• [Texto de lectura]:

----------------------------------------

el regalo que se le hace por un puro favor no es tan bueno y rico como hubiera
deseado. ¿Estaba Dios obligado a otorgarnos un espíritu más elevado, un cuerpo
mejor dispuesto? ¿No podía habernos criado en condiciones aún menos favorables,
o dejarnos en la nada? ¿Hemos siquiera merecido esto que nos ha dado? Todo es
puro efecto de su bondad a la que somos deudores. Hagamos callar a este
orgullo
miserable que nos hace ingratos, reconozcamos humildemente los bienes que el
Señor se ha dignado concedernos.
En la
distribución de los talentos naturales no está Dios obligado a conformarse a
nuestros falsos principios de igualdad. No debiendo nada a nadie, El es Dueño
absoluto de sus bienes, y no comete injusticia dando a unos más y a otros menos,
perteneciendo, por otra parte, a su sabiduría que cada cual reciba según la
misión que determina confiarle. «Un obrero forja sus instrumentos de tamaño,
espesor y forma en relación con la obra que se propone ejecutar; de igual
manera Dios nos distribuye el espíritu y los talentos en conformidad con los
designios que sobre nosotros tiene para su servicio, y la medida de gloria que
de ellos quiere sacar.» A cada uno exige el cumplimiento de los deberes que la
vida cristiana impone; nos destina además un empleo particular en su casa: a
unos el sacerdocio o la vida religiosa, a otros la vida secular, en tal o cual
condición; y en consecuencia, nos distribuye los dones de naturaleza y de
gracia. Busca ante todo el bien de nuestra alma, o mejor aún, su solo y único
objeto final es procurar su gloria santificándonos. Como El, nosotros no hemos
de ver en los dones de naturaleza y en los de gracia, sino medios de
glorificarle por nuestra santificación.

----------------------------------------

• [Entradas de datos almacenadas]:

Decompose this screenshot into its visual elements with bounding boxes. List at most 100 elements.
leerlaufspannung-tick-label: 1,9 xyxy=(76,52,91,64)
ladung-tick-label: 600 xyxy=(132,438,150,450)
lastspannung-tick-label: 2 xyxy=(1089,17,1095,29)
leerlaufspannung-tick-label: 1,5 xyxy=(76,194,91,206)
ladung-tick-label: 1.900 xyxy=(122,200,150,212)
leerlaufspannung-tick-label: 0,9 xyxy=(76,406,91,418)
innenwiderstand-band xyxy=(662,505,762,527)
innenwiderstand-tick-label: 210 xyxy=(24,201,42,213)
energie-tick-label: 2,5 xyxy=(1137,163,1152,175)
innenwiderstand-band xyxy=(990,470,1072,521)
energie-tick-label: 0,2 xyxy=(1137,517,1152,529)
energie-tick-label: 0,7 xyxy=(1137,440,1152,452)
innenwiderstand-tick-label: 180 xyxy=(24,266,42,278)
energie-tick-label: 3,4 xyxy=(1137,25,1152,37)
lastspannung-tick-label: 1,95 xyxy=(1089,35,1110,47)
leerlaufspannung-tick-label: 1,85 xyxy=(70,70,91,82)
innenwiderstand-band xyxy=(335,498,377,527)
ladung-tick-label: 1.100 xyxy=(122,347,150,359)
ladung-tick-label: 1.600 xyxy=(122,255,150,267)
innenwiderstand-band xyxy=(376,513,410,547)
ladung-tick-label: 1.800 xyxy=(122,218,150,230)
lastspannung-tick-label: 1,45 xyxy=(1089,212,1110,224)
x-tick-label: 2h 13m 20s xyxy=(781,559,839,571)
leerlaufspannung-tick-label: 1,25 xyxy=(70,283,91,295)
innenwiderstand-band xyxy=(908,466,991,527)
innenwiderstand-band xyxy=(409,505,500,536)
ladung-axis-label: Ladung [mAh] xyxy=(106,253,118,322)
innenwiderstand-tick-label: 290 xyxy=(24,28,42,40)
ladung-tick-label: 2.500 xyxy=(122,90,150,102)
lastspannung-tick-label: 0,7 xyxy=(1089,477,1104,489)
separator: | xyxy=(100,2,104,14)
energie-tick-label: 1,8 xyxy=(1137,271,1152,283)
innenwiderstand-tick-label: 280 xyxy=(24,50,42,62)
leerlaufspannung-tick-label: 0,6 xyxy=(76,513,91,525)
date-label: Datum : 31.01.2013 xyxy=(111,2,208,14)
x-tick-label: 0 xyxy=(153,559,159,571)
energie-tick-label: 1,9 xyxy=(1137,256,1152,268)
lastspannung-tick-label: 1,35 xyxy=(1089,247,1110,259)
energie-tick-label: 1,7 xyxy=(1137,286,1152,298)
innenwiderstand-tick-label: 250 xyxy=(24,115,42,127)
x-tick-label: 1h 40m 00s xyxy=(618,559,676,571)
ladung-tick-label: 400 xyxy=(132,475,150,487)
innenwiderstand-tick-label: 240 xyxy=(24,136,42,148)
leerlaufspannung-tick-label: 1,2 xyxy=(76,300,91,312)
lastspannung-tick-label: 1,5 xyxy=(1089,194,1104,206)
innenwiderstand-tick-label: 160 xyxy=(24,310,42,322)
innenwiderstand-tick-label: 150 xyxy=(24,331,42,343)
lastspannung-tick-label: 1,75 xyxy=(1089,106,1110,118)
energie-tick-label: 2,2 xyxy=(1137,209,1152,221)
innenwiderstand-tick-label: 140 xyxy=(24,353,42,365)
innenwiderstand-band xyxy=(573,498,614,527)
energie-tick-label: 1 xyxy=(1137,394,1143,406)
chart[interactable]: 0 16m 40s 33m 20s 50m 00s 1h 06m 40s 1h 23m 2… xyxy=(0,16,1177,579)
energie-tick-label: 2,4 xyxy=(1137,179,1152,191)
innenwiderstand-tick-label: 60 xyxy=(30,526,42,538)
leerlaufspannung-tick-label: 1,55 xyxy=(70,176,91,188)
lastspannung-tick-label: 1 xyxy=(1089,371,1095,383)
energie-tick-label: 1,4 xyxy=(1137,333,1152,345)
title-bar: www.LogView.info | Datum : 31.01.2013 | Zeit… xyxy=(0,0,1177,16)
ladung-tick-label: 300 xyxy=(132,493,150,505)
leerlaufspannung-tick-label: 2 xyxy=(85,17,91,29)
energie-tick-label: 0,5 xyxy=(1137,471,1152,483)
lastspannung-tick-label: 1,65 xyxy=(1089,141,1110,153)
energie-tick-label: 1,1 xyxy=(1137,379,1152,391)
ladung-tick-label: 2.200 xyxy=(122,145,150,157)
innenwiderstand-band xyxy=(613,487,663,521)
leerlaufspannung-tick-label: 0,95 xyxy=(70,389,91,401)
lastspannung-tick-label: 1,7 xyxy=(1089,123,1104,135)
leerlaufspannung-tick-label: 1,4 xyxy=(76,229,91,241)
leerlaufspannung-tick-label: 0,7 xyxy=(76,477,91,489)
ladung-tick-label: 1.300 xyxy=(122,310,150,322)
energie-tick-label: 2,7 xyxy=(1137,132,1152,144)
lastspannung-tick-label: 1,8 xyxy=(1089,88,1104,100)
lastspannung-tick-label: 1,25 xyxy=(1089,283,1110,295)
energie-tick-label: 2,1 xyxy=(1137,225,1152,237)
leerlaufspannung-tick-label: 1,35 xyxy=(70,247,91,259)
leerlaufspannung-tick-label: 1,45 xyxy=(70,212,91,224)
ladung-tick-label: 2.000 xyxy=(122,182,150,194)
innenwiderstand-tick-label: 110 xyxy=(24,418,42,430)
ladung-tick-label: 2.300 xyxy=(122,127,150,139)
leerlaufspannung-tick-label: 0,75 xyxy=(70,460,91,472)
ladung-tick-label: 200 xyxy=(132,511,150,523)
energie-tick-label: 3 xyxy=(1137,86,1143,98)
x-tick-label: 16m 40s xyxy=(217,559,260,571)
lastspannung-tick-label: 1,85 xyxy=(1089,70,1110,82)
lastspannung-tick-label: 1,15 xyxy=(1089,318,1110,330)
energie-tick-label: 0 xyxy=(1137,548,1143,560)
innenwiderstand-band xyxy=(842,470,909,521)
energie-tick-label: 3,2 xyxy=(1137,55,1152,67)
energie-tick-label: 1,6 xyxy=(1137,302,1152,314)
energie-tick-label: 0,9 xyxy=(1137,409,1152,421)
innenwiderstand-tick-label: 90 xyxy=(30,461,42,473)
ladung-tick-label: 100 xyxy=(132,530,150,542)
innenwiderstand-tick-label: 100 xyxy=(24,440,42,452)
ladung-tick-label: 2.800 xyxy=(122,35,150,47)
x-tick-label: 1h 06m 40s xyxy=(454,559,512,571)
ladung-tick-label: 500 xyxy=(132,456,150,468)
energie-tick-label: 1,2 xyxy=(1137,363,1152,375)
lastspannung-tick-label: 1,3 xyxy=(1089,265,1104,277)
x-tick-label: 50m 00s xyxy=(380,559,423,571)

----------------------------------------

• [Consigna 1]: Copia tal cual el pasaje del texto sobre los dones de Dios que comienza en "el regalo que" y termina en "ha dignado concedernos.".
• [Consigna 2]: Prosigue el texto sobre los dones de Dios a partir de su última frase.

• [Respuesta esperada 1]:
el regalo que se le hace por un puro favor no es tan bueno y rico como hubiera
deseado. ¿Estaba Dios obligado a otorgarnos un espíritu más elevado, un cuerpo
mejor dispuesto? ¿No podía habernos criado en condiciones aún menos favorables,
o dejarnos en la nada? ¿Hemos siquiera merecido esto que nos ha dado? Todo es
puro efecto de su bondad a la que somos deudores. Hagamos callar a este
orgullo
miserable que nos hace ingratos, reconozcamos humildemente los bienes que el
Señor se ha dignado concedernos.

• [Respuesta esperada 2]:
Porque,
«¿quién sabe -dice San Alfonso- si con más talento, con una salud más robusta,
con un exterior más agradable, no llegaríamos a perdernos? ¿Cuántos hay, para quienes
la ciencia y los talentos, la fuerza o la hermosura, han sido ocasión de eterna
ruina, inspirándoles sentimientos de vanidad y de desprecio de los demás, y
hasta conduciéndolos a precipitarse en mil infamias? ¿Cuántos, por el
contrario, deben su salvación a la pobreza, enfermedad o a la falta de hermosura,
los cuales, si hubieran sido ricos, vigorosos o bien formados, se hubieran
condenado? No es necesario tener hermoso rostro, ni buena salud, ni mucho
talento; sólo una cosa es necesaria: salvar el alma». Tal vez se nos ocurra la idea
de que necesitamos cierto grado de aptitudes para desempeñar nuestro cargo, y
que con más recursos naturales pudiéramos hacer mayor bien. Mas, como hace
notar con razón el P. Saint-Jure: «Es una verdadera dicha para muchos y muy
importante para su salvación no tener agudo ingenio, ni memoria, ni talentos
naturales; la abundancia los perdería, y la medida que Dios les ha otorgado les
salvará. Los árboles no se hallan mejor por estar plantados en lugares
elevados, pues en los valles se encontrarían más abrigados. Una memoria prodigiosa
que lo retiene todo, un espíritu vivo y penetrante en todas las ciencias, una
rara erudición, un gran brillo y un glorioso renombre, no sirven frecuentemente
sino para alimentar la vanidad, y se convierten en ocasión de ruina.»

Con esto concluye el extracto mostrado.